## DIRECTION A:
Reproduce the listing verbatim, starting at its first line and going on through the line that contains "menu-item[interactable]: 翻译设置(S) (8, 42, 83, 61)".

## EXTRACT TO READ:

-*-

New Nagios Core server - multiple failures

Support forum for Nagios Core, Nagios Plugins, NCPA, NRPE, NSCA, NDOUtils and more. Engage with the community of users including those using the open source solutions.
Post Reply
NeoMatrixJR
Posts: 17
Joined: Fri Dec 21, 2018 11:18 am

New Nagios Core server - multiple failures

Post by NeoMatrixJR »

I'm trying to stand up a new Nagios core server to replace an exceedingly out of date existing server.
I've managed to complete most of this but somehow I keep hitting hurdle after hurdle. I have a working config and nagios will come up on system boot, but any attempt to restart the service and /usr/local/nagios/var/rw/nagios.cmd doesn't come back on restart, though the service says it's started. Also, while it is running, any existing attempt to run something against nagios.cmd comes back with `The permissions on the external command file and/or directory may be incorrect. Read the FAQs on how to setup proper permissions.`

The file gets created with nagios:nagios ownership, there's nagios:nagios ownership on the rw folder.
apache has been added to the nagios group.

Also, any repeated attempt to re-stop/restart the nagios service or reboot the machine after an initial restart of the service is VERY slow.
User avatar
danderson
Posts: 111
Joined: Wed Aug 09, 2023 10:05 am

Re: New Nagios Core server - multiple failures

Post by danderson »

Thanks for reaching out @NeoMatrixJR,

Can you give me a little more info about your system? Namely, what OS are you installing on, how many checks are you configuring, if you are using one of the RPM linuxes (linuces?), do you have SELinux enabled?
NeoMatrixJR
Posts: 17
Joined: Fri Dec 21, 2018 11:18 am

Re: New Nagios Core server - multiple failures

Post by NeoMatrixJR »

Debian 12
VMWare VM
Installed (latest all) Core from source, Plugins from source + nagiosgraph - all deployed via ansible.
no SELinux, but we're looking to eventually deploy more soon following CIS hardening standards. We'll be looking to the Deb11 standards until 12 is out.
I copied/cleaned the configs from the system this is replacing that was an old ubuntu 16 system running nagios core 4.4.2.
149 hosts
318 services

I fixed the `The permissions on the external command file and/or directory may be incorrect. Read the FAQs on how to setup proper permissions.`
all the guides say I needed to add "apache" to nagcmd group. Found I needed to add www-data.
Most everything seems to be working on reboot, but if I restart the service it doesn't recreate nagios.cmd....just removes the running copy and never recreates it. Also, all calls to stop/restart nagios or reboot the system take a LONG time to complete. (even after I've disabled all host/service checks while working on this issue by removing references to the .cfg files.)
On boot the file is created with nagios:nagcmd ownership.
User avatar
danderson
Posts: 111
Joined: Wed Aug 09, 2023 10:05 am

Re: New Nagios Core server - multiple failures

Post by danderson »

-*-

## INPUT FOR THIS TASK:

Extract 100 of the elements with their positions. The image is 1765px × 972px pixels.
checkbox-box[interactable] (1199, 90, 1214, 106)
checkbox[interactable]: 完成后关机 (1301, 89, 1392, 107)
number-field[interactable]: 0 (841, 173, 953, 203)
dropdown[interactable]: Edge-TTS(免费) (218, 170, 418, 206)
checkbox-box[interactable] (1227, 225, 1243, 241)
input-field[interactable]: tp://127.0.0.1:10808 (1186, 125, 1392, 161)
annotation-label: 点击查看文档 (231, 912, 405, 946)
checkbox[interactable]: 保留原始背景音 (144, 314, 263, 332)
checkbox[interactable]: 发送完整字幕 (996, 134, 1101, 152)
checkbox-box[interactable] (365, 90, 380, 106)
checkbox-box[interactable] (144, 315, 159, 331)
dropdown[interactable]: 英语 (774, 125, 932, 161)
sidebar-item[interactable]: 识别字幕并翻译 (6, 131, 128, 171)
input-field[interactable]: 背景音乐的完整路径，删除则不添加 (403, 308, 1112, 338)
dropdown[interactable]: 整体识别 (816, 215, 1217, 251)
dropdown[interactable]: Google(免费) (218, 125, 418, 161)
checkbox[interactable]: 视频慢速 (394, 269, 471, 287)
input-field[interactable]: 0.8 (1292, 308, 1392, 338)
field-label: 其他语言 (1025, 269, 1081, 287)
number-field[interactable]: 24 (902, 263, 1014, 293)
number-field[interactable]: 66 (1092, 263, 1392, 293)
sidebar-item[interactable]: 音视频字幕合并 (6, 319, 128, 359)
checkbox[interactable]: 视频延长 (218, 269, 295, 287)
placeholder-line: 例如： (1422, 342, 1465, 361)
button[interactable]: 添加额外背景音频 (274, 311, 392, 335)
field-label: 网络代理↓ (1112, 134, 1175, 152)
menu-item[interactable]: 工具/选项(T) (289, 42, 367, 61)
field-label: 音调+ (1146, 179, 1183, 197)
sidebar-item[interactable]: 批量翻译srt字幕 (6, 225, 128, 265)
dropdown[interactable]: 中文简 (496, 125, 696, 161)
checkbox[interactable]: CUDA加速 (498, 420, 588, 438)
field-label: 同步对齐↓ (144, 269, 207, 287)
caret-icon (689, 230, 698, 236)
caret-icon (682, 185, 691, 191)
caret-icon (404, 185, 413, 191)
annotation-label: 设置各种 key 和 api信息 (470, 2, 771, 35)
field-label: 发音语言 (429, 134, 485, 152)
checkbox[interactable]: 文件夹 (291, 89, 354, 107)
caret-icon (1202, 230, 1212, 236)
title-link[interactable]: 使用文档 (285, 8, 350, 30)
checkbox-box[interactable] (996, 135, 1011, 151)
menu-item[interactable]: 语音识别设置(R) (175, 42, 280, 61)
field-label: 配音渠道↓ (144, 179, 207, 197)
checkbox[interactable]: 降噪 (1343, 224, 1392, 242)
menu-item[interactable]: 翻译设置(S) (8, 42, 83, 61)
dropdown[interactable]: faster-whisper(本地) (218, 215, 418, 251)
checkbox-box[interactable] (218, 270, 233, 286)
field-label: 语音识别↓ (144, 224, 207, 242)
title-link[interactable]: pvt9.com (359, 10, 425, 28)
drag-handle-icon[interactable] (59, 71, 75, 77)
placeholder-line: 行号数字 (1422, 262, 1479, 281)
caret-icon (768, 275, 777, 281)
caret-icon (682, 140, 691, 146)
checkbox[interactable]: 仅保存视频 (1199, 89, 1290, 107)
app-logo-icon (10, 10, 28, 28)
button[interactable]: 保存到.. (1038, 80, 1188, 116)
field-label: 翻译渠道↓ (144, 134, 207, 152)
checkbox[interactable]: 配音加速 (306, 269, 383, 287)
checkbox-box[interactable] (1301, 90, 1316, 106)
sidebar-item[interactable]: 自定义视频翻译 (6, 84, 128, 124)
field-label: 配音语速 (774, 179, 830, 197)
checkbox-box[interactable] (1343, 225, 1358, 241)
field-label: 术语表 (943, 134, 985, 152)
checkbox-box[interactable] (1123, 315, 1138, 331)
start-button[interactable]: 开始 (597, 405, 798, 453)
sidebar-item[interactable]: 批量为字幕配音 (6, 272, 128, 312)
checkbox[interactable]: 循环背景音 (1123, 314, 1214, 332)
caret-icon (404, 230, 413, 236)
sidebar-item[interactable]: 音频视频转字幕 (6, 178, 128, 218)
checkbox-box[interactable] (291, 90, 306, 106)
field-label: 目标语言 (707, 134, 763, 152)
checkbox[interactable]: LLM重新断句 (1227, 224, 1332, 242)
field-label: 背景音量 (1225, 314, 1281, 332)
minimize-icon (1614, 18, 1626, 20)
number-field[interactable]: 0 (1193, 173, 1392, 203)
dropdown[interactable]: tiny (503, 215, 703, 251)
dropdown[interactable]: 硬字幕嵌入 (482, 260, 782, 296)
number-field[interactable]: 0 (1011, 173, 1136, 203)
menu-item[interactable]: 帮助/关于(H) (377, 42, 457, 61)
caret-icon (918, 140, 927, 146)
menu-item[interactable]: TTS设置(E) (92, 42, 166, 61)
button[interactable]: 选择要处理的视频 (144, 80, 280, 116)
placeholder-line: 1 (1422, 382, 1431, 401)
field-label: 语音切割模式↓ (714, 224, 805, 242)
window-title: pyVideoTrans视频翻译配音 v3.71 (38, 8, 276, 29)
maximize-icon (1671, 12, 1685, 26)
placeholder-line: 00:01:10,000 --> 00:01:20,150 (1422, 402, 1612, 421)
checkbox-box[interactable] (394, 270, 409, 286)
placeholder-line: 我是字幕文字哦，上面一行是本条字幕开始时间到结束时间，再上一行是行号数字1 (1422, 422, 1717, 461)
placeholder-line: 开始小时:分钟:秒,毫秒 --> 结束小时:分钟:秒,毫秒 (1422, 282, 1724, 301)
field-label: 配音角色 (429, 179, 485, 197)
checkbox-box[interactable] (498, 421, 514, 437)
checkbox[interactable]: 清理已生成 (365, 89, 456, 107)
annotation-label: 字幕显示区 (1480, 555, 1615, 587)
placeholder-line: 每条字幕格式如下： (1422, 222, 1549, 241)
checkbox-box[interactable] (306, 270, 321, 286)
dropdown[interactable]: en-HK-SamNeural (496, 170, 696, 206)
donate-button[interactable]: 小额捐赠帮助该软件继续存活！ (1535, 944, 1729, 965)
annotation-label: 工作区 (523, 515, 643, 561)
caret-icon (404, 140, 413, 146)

-*-

## DIRECTION B:
List every product or project that the description at the top of the Nagios Core forum thread names as covered by the support forum.

## EXERCISE ANSWER A:
Extract 100 of the elements with their positions. The image is 1765px × 972px pixels.
checkbox-box[interactable] (1199, 90, 1214, 106)
checkbox[interactable]: 完成后关机 (1301, 89, 1392, 107)
number-field[interactable]: 0 (841, 173, 953, 203)
dropdown[interactable]: Edge-TTS(免费) (218, 170, 418, 206)
checkbox-box[interactable] (1227, 225, 1243, 241)
input-field[interactable]: tp://127.0.0.1:10808 (1186, 125, 1392, 161)
annotation-label: 点击查看文档 (231, 912, 405, 946)
checkbox[interactable]: 保留原始背景音 (144, 314, 263, 332)
checkbox[interactable]: 发送完整字幕 (996, 134, 1101, 152)
checkbox-box[interactable] (365, 90, 380, 106)
checkbox-box[interactable] (144, 315, 159, 331)
dropdown[interactable]: 英语 (774, 125, 932, 161)
sidebar-item[interactable]: 识别字幕并翻译 (6, 131, 128, 171)
input-field[interactable]: 背景音乐的完整路径，删除则不添加 (403, 308, 1112, 338)
dropdown[interactable]: 整体识别 (816, 215, 1217, 251)
dropdown[interactable]: Google(免费) (218, 125, 418, 161)
checkbox[interactable]: 视频慢速 (394, 269, 471, 287)
input-field[interactable]: 0.8 (1292, 308, 1392, 338)
field-label: 其他语言 (1025, 269, 1081, 287)
number-field[interactable]: 24 (902, 263, 1014, 293)
number-field[interactable]: 66 (1092, 263, 1392, 293)
sidebar-item[interactable]: 音视频字幕合并 (6, 319, 128, 359)
checkbox[interactable]: 视频延长 (218, 269, 295, 287)
placeholder-line: 例如： (1422, 342, 1465, 361)
button[interactable]: 添加额外背景音频 (274, 311, 392, 335)
field-label: 网络代理↓ (1112, 134, 1175, 152)
menu-item[interactable]: 工具/选项(T) (289, 42, 367, 61)
field-label: 音调+ (1146, 179, 1183, 197)
sidebar-item[interactable]: 批量翻译srt字幕 (6, 225, 128, 265)
dropdown[interactable]: 中文简 (496, 125, 696, 161)
checkbox[interactable]: CUDA加速 (498, 420, 588, 438)
field-label: 同步对齐↓ (144, 269, 207, 287)
caret-icon (689, 230, 698, 236)
caret-icon (682, 185, 691, 191)
caret-icon (404, 185, 413, 191)
annotation-label: 设置各种 key 和 api信息 (470, 2, 771, 35)
field-label: 发音语言 (429, 134, 485, 152)
checkbox[interactable]: 文件夹 (291, 89, 354, 107)
caret-icon (1202, 230, 1212, 236)
title-link[interactable]: 使用文档 (285, 8, 350, 30)
checkbox-box[interactable] (996, 135, 1011, 151)
menu-item[interactable]: 语音识别设置(R) (175, 42, 280, 61)
field-label: 配音渠道↓ (144, 179, 207, 197)
checkbox[interactable]: 降噪 (1343, 224, 1392, 242)
menu-item[interactable]: 翻译设置(S) (8, 42, 83, 61)

## EXERCISE ANSWER B:
- Nagios Core
- Nagios Plugins
- NCPA
- NRPE
- NSCA
- NDOUtils